● **What this task involves**: Identify the lines that include the word "pull", then copy all of them.

● **Exercise material**:
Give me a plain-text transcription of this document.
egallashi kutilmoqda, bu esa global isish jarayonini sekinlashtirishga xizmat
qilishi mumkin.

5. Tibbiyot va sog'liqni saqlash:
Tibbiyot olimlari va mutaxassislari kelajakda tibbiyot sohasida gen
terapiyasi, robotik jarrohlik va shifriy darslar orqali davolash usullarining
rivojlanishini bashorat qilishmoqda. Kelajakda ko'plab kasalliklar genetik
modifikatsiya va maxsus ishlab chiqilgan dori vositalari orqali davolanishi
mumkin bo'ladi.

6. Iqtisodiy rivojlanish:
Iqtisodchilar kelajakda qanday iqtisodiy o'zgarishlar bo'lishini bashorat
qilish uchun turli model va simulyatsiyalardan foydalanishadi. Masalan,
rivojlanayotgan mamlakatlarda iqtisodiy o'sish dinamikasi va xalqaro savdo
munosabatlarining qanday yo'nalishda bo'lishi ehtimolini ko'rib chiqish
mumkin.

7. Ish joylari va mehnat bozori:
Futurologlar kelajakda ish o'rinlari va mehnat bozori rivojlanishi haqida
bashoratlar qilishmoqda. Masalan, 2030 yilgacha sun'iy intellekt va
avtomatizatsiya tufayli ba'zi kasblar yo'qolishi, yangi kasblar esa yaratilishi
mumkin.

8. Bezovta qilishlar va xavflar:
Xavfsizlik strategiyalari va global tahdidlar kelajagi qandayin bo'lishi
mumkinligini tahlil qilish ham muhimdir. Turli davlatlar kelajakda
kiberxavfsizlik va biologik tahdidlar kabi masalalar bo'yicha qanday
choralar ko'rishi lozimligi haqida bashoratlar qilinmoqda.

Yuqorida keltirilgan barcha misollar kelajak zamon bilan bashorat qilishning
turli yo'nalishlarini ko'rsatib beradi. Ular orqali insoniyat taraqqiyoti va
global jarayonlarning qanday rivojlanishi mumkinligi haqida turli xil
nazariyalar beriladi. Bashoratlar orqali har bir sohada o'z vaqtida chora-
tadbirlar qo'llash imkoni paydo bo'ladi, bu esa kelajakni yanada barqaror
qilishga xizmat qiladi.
* * *
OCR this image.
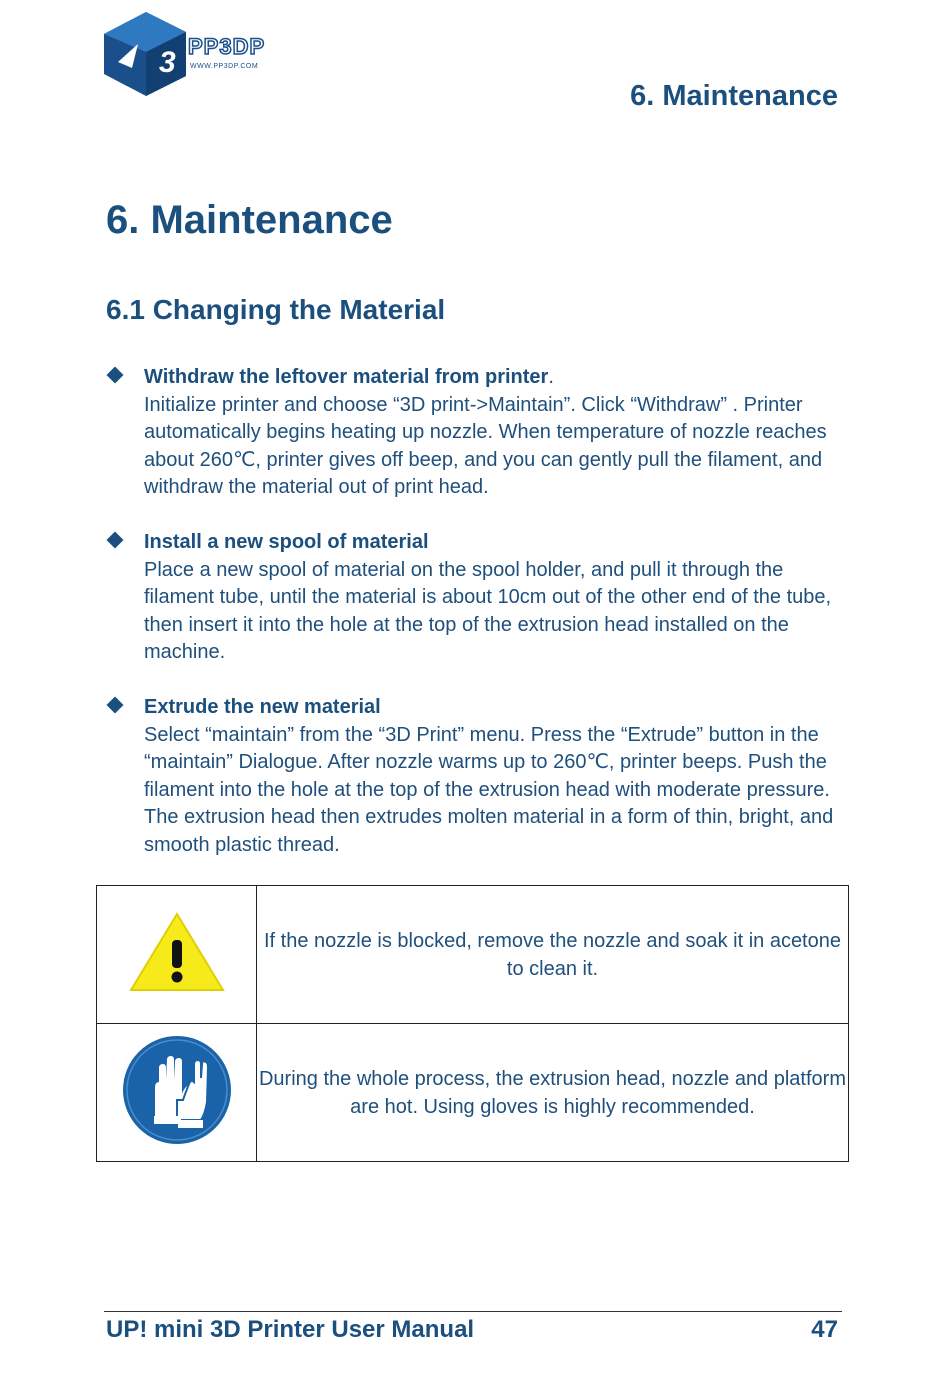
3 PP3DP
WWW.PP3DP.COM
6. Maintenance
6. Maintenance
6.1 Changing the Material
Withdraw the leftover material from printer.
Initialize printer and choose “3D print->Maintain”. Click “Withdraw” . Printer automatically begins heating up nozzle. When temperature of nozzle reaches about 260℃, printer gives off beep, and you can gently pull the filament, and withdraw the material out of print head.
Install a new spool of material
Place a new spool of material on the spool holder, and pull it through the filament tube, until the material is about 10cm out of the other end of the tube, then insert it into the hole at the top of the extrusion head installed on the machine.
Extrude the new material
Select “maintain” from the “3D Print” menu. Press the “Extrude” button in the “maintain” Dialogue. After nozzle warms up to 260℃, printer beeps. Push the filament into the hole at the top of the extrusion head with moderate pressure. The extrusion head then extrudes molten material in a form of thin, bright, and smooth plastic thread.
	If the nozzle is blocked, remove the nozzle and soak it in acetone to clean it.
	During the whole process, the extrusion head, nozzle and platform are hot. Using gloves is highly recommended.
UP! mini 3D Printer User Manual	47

● **Task response**:
Initialize printer and choose “3D print->Maintain”. Click “Withdraw” . Printer automatically begins heating up nozzle. When temperature of nozzle reaches about 260℃, printer gives off beep, and you can gently pull the filament, and withdraw the material out of print head.
Place a new spool of material on the spool holder, and pull it through the filament tube, until the material is about 10cm out of the other end of the tube, then insert it into the hole at the top of the extrusion head installed on the machine.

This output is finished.